• **EXCERPTED DATA**
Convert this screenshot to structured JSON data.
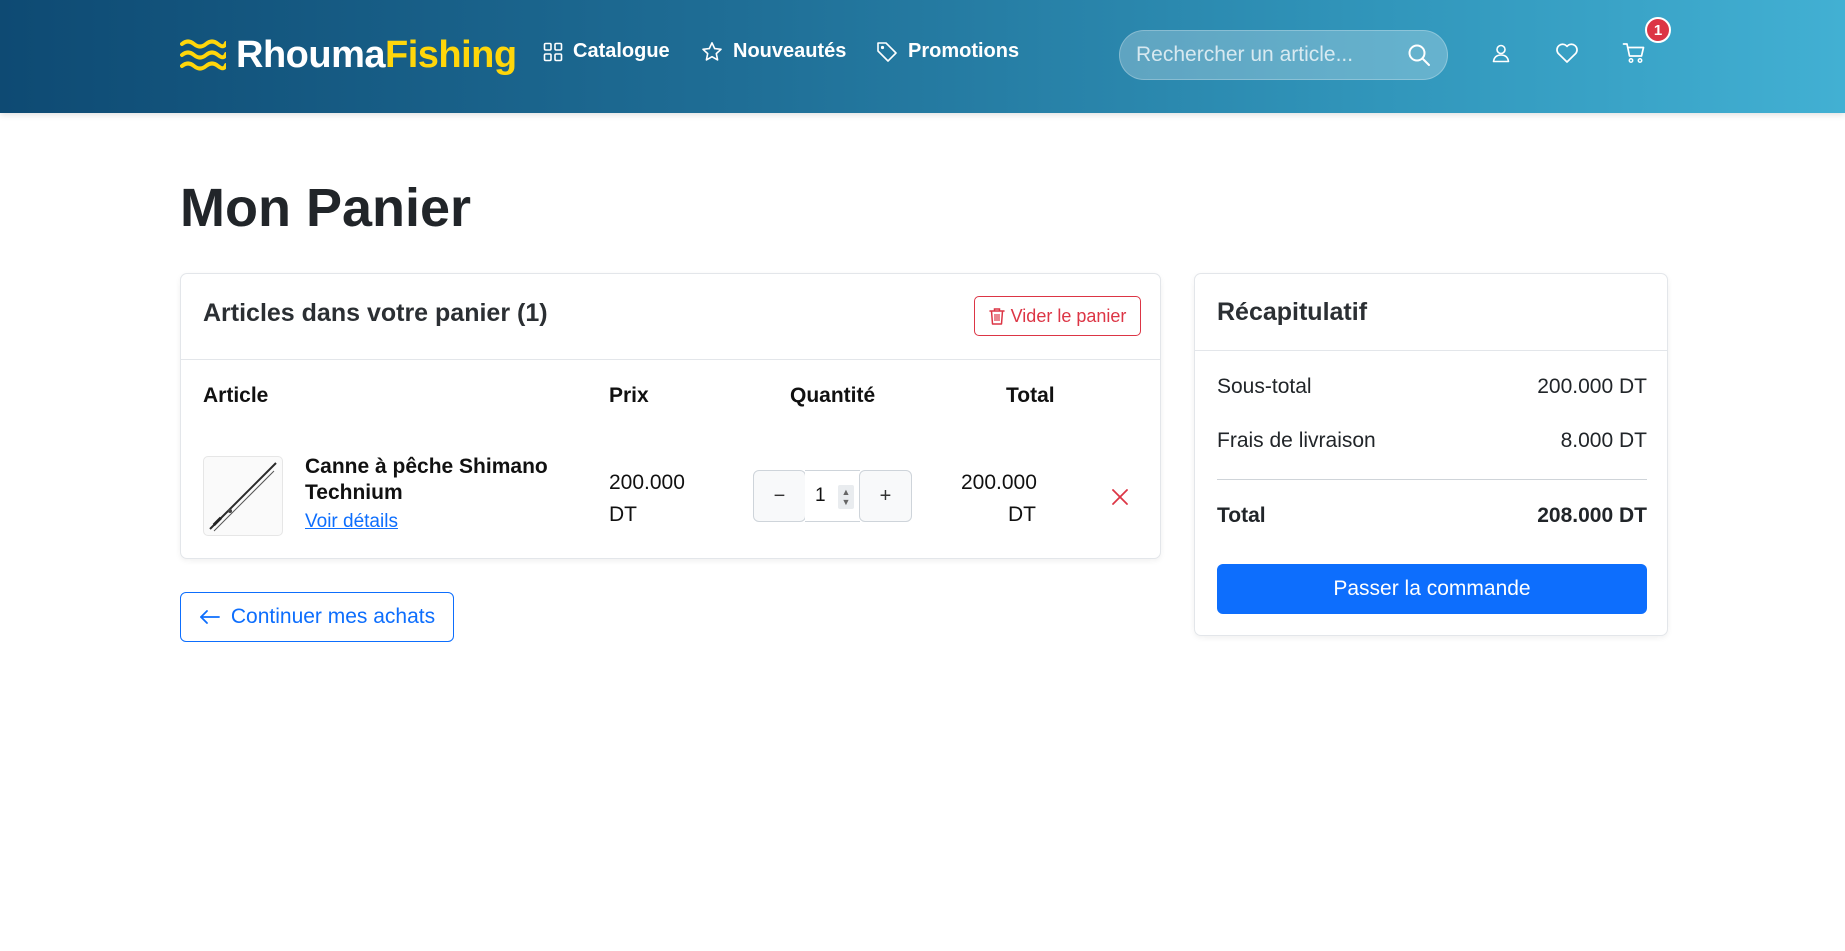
{
  "header": {
    "logo_part1": "Rhouma",
    "logo_part2": "Fishing",
    "nav": {
      "catalogue": "Catalogue",
      "nouveautes": "Nouveautés",
      "promotions": "Promotions"
    },
    "search_placeholder": "Rechercher un article...",
    "cart_count": "1",
    "icons": [
      "waves-icon",
      "grid-icon",
      "star-icon",
      "tag-icon",
      "search-icon",
      "user-icon",
      "heart-icon",
      "cart-icon"
    ]
  },
  "page_title": "Mon Panier",
  "cart": {
    "heading": "Articles dans votre panier (1)",
    "clear_label": "Vider le panier",
    "columns": {
      "article": "Article",
      "prix": "Prix",
      "quantite": "Quantité",
      "total": "Total"
    },
    "items": [
      {
        "name": "Canne à pêche Shimano Technium",
        "link_label": "Voir détails",
        "price": "200.000 DT",
        "quantity": "1",
        "total": "200.000 DT"
      }
    ],
    "continue_label": "Continuer mes achats"
  },
  "summary": {
    "title": "Récapitulatif",
    "subtotal_label": "Sous-total",
    "subtotal_value": "200.000 DT",
    "shipping_label": "Frais de livraison",
    "shipping_value": "8.000 DT",
    "total_label": "Total",
    "total_value": "208.000 DT",
    "checkout_label": "Passer la commande"
  },
  "colors": {
    "brand_yellow": "#ffd60a",
    "primary": "#0d6efd",
    "danger": "#dc3545",
    "header_start": "#0e4a73",
    "header_end": "#42b0d3"
  }
}
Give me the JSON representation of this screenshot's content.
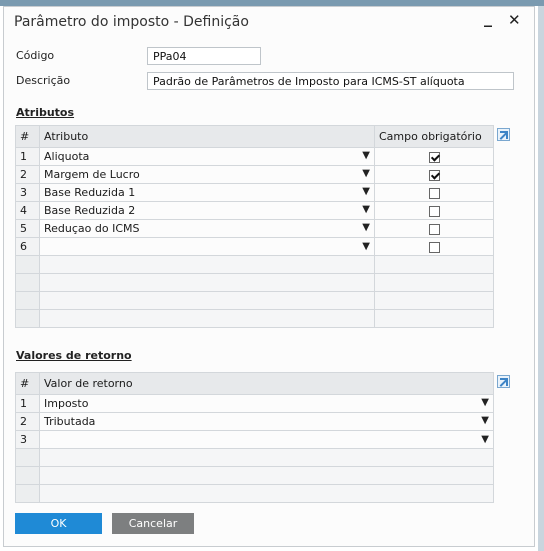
{
  "window": {
    "title": "Parâmetro do imposto - Definição",
    "minimize_glyph": "_",
    "close_glyph": "✕"
  },
  "form": {
    "codigo_label": "Código",
    "codigo_value": "PPa04",
    "descricao_label": "Descrição",
    "descricao_value": "Padrão de Parâmetros de Imposto para ICMS-ST alíquota"
  },
  "atributos": {
    "section_label": "Atributos",
    "headers": {
      "num": "#",
      "atributo": "Atributo",
      "campo": "Campo obrigatório"
    },
    "rows": [
      {
        "num": "1",
        "atributo": "Aliquota",
        "obrigatorio": true
      },
      {
        "num": "2",
        "atributo": "Margem de Lucro",
        "obrigatorio": true
      },
      {
        "num": "3",
        "atributo": "Base Reduzida 1",
        "obrigatorio": false
      },
      {
        "num": "4",
        "atributo": "Base Reduzida 2",
        "obrigatorio": false
      },
      {
        "num": "5",
        "atributo": "Reduçao do ICMS",
        "obrigatorio": false
      },
      {
        "num": "6",
        "atributo": "",
        "obrigatorio": false
      }
    ],
    "expand_icon": "expand-arrow-icon"
  },
  "valores": {
    "section_label": "Valores de retorno",
    "headers": {
      "num": "#",
      "valor": "Valor de retorno"
    },
    "rows": [
      {
        "num": "1",
        "valor": "Imposto"
      },
      {
        "num": "2",
        "valor": "Tributada"
      },
      {
        "num": "3",
        "valor": ""
      }
    ],
    "expand_icon": "expand-arrow-icon"
  },
  "buttons": {
    "ok": "OK",
    "cancel": "Cancelar"
  },
  "colors": {
    "ok_button": "#1f8ad6",
    "cancel_button": "#7d7f80",
    "expand_icon": "#3d84c6"
  }
}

• **TASK REQUIREMENTS**
Go through the entries and return each line where the word "Base" appears.

• **RESULT FOR THIS EXERCISE**
        "atributo": "Base Reduzida 1",
        "atributo": "Base Reduzida 2",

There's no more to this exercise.